◆ WHAT THIS TASK INVOLVES ◆
Restate the listing below word for word, omitting any images.

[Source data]
============

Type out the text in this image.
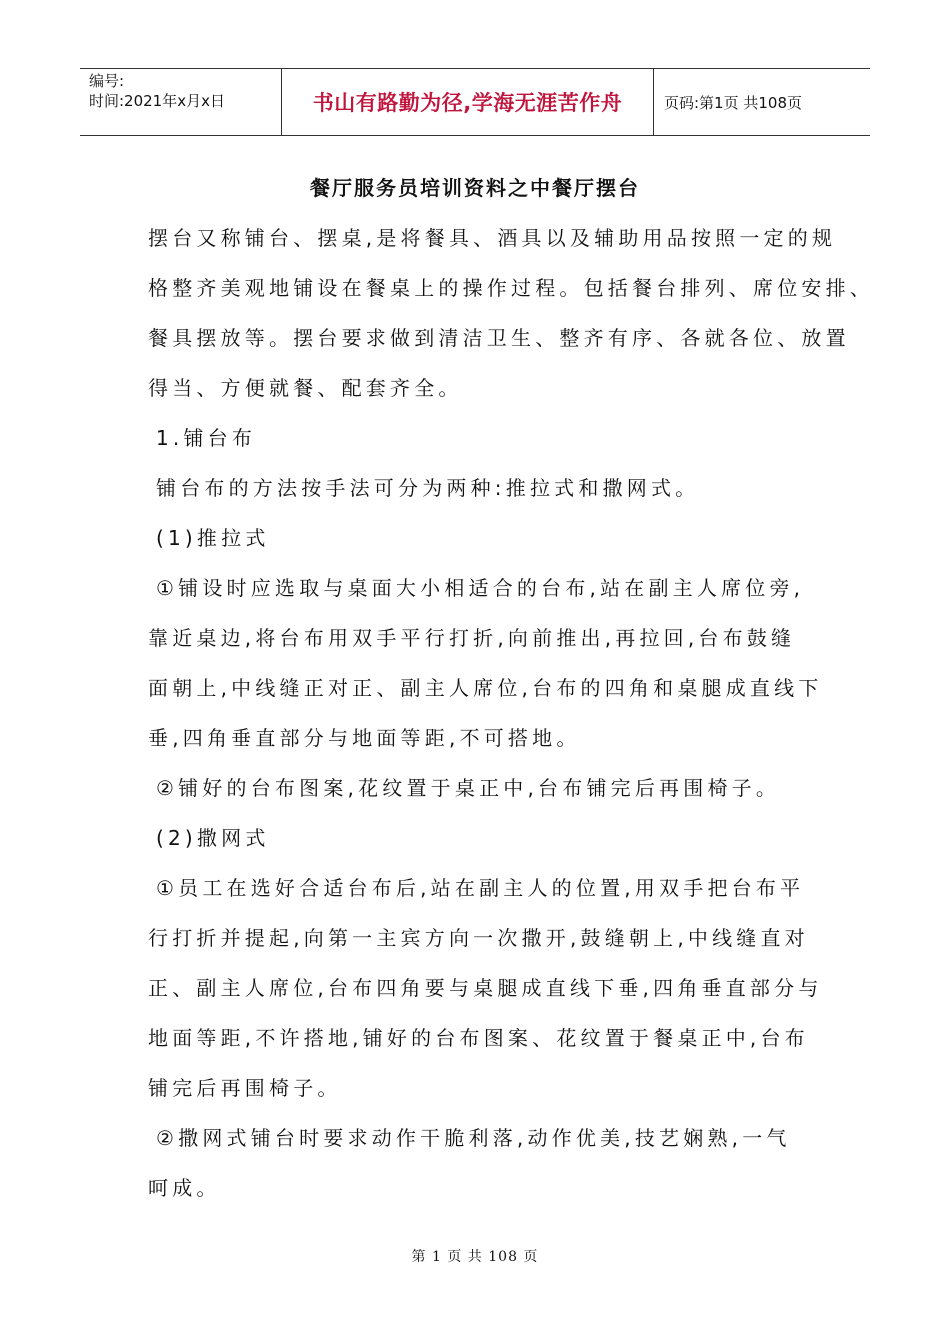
编号:
时间:2021年x月x日	书山有路勤为径,学海无涯苦作舟	页码:第1页 共108页
餐厅服务员培训资料之中餐厅摆台

摆台又称铺台、摆桌,是将餐具、酒具以及辅助用品按照一定的规

格整齐美观地铺设在餐桌上的操作过程。包括餐台排列、席位安排、

餐具摆放等。摆台要求做到清洁卫生、整齐有序、各就各位、放置

得当、方便就餐、配套齐全。

1.铺台布

铺台布的方法按手法可分为两种:推拉式和撒网式。

(1)推拉式

①铺设时应选取与桌面大小相适合的台布,站在副主人席位旁,

靠近桌边,将台布用双手平行打折,向前推出,再拉回,台布鼓缝

面朝上,中线缝正对正、副主人席位,台布的四角和桌腿成直线下

垂,四角垂直部分与地面等距,不可搭地。

②铺好的台布图案,花纹置于桌正中,台布铺完后再围椅子。

(2)撒网式

①员工在选好合适台布后,站在副主人的位置,用双手把台布平

行打折并提起,向第一主宾方向一次撒开,鼓缝朝上,中线缝直对

正、副主人席位,台布四角要与桌腿成直线下垂,四角垂直部分与

地面等距,不许搭地,铺好的台布图案、花纹置于餐桌正中,台布

铺完后再围椅子。

②撒网式铺台时要求动作干脆利落,动作优美,技艺娴熟,一气

呵成。

第 1 页 共 108 页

============

◆ ANSWER TO THE TASK ◆
Type out the text in this image.
编号:
时间:2021年x月x日	书山有路勤为径,学海无涯苦作舟	页码:第1页 共108页
餐厅服务员培训资料之中餐厅摆台

摆台又称铺台、摆桌,是将餐具、酒具以及辅助用品按照一定的规

格整齐美观地铺设在餐桌上的操作过程。包括餐台排列、席位安排、

餐具摆放等。摆台要求做到清洁卫生、整齐有序、各就各位、放置

得当、方便就餐、配套齐全。

1.铺台布

铺台布的方法按手法可分为两种:推拉式和撒网式。

(1)推拉式

①铺设时应选取与桌面大小相适合的台布,站在副主人席位旁,

靠近桌边,将台布用双手平行打折,向前推出,再拉回,台布鼓缝

面朝上,中线缝正对正、副主人席位,台布的四角和桌腿成直线下

垂,四角垂直部分与地面等距,不可搭地。

②铺好的台布图案,花纹置于桌正中,台布铺完后再围椅子。

(2)撒网式

①员工在选好合适台布后,站在副主人的位置,用双手把台布平

行打折并提起,向第一主宾方向一次撒开,鼓缝朝上,中线缝直对

正、副主人席位,台布四角要与桌腿成直线下垂,四角垂直部分与

地面等距,不许搭地,铺好的台布图案、花纹置于餐桌正中,台布

铺完后再围椅子。

②撒网式铺台时要求动作干脆利落,动作优美,技艺娴熟,一气

呵成。

第 1 页 共 108 页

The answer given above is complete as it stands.